** start of Information provided **

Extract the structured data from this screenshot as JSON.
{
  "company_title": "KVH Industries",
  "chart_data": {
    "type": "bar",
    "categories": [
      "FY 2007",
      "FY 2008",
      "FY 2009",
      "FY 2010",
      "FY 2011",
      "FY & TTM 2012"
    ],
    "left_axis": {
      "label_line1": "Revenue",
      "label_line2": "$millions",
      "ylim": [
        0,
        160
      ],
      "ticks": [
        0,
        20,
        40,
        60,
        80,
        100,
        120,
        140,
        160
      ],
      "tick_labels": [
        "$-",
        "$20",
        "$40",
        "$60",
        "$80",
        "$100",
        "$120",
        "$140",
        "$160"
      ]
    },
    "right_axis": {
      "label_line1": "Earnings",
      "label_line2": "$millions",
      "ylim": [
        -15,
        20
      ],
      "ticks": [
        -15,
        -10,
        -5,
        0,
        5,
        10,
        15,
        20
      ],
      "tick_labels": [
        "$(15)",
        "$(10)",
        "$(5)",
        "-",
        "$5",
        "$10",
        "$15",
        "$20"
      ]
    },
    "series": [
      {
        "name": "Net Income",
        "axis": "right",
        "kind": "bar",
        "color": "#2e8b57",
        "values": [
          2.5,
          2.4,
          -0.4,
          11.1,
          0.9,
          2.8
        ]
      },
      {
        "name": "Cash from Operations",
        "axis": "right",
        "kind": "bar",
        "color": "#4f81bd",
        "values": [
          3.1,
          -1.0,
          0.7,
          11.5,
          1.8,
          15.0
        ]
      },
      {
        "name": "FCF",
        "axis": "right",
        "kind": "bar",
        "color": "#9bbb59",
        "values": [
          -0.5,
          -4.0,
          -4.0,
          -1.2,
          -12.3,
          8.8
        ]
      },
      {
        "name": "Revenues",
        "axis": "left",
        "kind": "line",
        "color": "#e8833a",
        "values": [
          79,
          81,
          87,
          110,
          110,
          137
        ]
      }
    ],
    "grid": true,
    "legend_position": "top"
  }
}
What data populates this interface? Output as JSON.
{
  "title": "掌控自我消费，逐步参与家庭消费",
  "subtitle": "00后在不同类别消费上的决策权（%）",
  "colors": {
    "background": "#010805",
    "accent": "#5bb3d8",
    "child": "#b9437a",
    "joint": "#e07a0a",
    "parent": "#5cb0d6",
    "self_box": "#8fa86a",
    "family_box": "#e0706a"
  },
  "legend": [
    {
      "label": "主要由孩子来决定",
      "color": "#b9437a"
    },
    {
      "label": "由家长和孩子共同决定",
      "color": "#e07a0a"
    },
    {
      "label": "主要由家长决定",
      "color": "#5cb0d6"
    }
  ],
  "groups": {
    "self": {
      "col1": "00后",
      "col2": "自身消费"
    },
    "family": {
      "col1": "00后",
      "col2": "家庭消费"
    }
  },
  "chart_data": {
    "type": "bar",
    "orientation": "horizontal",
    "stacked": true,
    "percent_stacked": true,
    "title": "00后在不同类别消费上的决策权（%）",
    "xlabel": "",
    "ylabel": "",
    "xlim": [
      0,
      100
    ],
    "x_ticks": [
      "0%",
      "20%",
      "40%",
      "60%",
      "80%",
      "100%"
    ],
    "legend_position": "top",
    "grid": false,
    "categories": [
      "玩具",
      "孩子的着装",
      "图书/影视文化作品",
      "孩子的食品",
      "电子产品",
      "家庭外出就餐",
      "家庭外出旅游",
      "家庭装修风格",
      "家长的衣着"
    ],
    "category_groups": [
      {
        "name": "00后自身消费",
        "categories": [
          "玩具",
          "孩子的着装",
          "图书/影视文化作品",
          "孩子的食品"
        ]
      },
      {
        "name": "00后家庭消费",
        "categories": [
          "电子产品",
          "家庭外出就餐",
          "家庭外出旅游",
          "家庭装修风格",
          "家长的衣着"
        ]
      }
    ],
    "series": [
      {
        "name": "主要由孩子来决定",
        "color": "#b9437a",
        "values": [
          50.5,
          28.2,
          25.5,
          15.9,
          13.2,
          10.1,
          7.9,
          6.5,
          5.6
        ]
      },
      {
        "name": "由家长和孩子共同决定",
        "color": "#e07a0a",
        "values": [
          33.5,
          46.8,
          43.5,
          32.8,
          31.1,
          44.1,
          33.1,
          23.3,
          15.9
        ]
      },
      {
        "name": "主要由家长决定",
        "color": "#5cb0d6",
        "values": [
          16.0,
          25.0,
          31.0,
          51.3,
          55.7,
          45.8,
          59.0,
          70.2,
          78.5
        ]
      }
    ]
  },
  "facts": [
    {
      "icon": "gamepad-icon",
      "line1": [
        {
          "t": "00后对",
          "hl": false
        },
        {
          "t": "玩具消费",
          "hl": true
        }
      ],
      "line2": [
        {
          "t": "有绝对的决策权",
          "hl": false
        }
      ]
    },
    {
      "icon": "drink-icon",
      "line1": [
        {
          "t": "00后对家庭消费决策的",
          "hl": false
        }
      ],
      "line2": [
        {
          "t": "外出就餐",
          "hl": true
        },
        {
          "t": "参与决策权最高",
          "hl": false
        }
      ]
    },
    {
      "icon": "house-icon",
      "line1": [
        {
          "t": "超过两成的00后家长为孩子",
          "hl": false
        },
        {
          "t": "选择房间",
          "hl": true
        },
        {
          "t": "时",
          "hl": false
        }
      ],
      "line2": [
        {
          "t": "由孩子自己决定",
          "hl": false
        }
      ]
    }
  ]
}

** end of Information provided **

Write out the full listing exactly as given.

Extract the structured data from this screenshot as JSON.
{
  "company_title": "KVH Industries",
  "chart_data": {
    "type": "bar",
    "categories": [
      "FY 2007",
      "FY 2008",
      "FY 2009",
      "FY 2010",
      "FY 2011",
      "FY & TTM 2012"
    ],
    "left_axis": {
      "label_line1": "Revenue",
      "label_line2": "$millions",
      "ylim": [
        0,
        160
      ],
      "ticks": [
        0,
        20,
        40,
        60,
        80,
        100,
        120,
        140,
        160
      ],
      "tick_labels": [
        "$-",
        "$20",
        "$40",
        "$60",
        "$80",
        "$100",
        "$120",
        "$140",
        "$160"
      ]
    },
    "right_axis": {
      "label_line1": "Earnings",
      "label_line2": "$millions",
      "ylim": [
        -15,
        20
      ],
      "ticks": [
        -15,
        -10,
        -5,
        0,
        5,
        10,
        15,
        20
      ],
      "tick_labels": [
        "$(15)",
        "$(10)",
        "$(5)",
        "-",
        "$5",
        "$10",
        "$15",
        "$20"
      ]
    },
    "series": [
      {
        "name": "Net Income",
        "axis": "right",
        "kind": "bar",
        "color": "#2e8b57",
        "values": [
          2.5,
          2.4,
          -0.4,
          11.1,
          0.9,
          2.8
        ]
      },
      {
        "name": "Cash from Operations",
        "axis": "right",
        "kind": "bar",
        "color": "#4f81bd",
        "values": [
          3.1,
          -1.0,
          0.7,
          11.5,
          1.8,
          15.0
        ]
      },
      {
        "name": "FCF",
        "axis": "right",
        "kind": "bar",
        "color": "#9bbb59",
        "values": [
          -0.5,
          -4.0,
          -4.0,
          -1.2,
          -12.3,
          8.8
        ]
      },
      {
        "name": "Revenues",
        "axis": "left",
        "kind": "line",
        "color": "#e8833a",
        "values": [
          79,
          81,
          87,
          110,
          110,
          137
        ]
      }
    ],
    "grid": true,
    "legend_position": "top"
  }
}
What data populates this interface? Output as JSON.
{
  "title": "掌控自我消费，逐步参与家庭消费",
  "subtitle": "00后在不同类别消费上的决策权（%）",
  "colors": {
    "background": "#010805",
    "accent": "#5bb3d8",
    "child": "#b9437a",
    "joint": "#e07a0a",
    "parent": "#5cb0d6",
    "self_box": "#8fa86a",
    "family_box": "#e0706a"
  },
  "legend": [
    {
      "label": "主要由孩子来决定",
      "color": "#b9437a"
    },
    {
      "label": "由家长和孩子共同决定",
      "color": "#e07a0a"
    },
    {
      "label": "主要由家长决定",
      "color": "#5cb0d6"
    }
  ],
  "groups": {
    "self": {
      "col1": "00后",
      "col2": "自身消费"
    },
    "family": {
      "col1": "00后",
      "col2": "家庭消费"
    }
  },
  "chart_data": {
    "type": "bar",
    "orientation": "horizontal",
    "stacked": true,
    "percent_stacked": true,
    "title": "00后在不同类别消费上的决策权（%）",
    "xlabel": "",
    "ylabel": "",
    "xlim": [
      0,
      100
    ],
    "x_ticks": [
      "0%",
      "20%",
      "40%",
      "60%",
      "80%",
      "100%"
    ],
    "legend_position": "top",
    "grid": false,
    "categories": [
      "玩具",
      "孩子的着装",
      "图书/影视文化作品",
      "孩子的食品",
      "电子产品",
      "家庭外出就餐",
      "家庭外出旅游",
      "家庭装修风格",
      "家长的衣着"
    ],
    "category_groups": [
      {
        "name": "00后自身消费",
        "categories": [
          "玩具",
          "孩子的着装",
          "图书/影视文化作品",
          "孩子的食品"
        ]
      },
      {
        "name": "00后家庭消费",
        "categories": [
          "电子产品",
          "家庭外出就餐",
          "家庭外出旅游",
          "家庭装修风格",
          "家长的衣着"
        ]
      }
    ],
    "series": [
      {
        "name": "主要由孩子来决定",
        "color": "#b9437a",
        "values": [
          50.5,
          28.2,
          25.5,
          15.9,
          13.2,
          10.1,
          7.9,
          6.5,
          5.6
        ]
      },
      {
        "name": "由家长和孩子共同决定",
        "color": "#e07a0a",
        "values": [
          33.5,
          46.8,
          43.5,
          32.8,
          31.1,
          44.1,
          33.1,
          23.3,
          15.9
        ]
      },
      {
        "name": "主要由家长决定",
        "color": "#5cb0d6",
        "values": [
          16.0,
          25.0,
          31.0,
          51.3,
          55.7,
          45.8,
          59.0,
          70.2,
          78.5
        ]
      }
    ]
  },
  "facts": [
    {
      "icon": "gamepad-icon",
      "line1": [
        {
          "t": "00后对",
          "hl": false
        },
        {
          "t": "玩具消费",
          "hl": true
        }
      ],
      "line2": [
        {
          "t": "有绝对的决策权",
          "hl": false
        }
      ]
    },
    {
      "icon": "drink-icon",
      "line1": [
        {
          "t": "00后对家庭消费决策的",
          "hl": false
        }
      ],
      "line2": [
        {
          "t": "外出就餐",
          "hl": true
        },
        {
          "t": "参与决策权最高",
          "hl": false
        }
      ]
    },
    {
      "icon": "house-icon",
      "line1": [
        {
          "t": "超过两成的00后家长为孩子",
          "hl": false
        },
        {
          "t": "选择房间",
          "hl": true
        },
        {
          "t": "时",
          "hl": false
        }
      ],
      "line2": [
        {
          "t": "由孩子自己决定",
          "hl": false
        }
      ]
    }
  ]
}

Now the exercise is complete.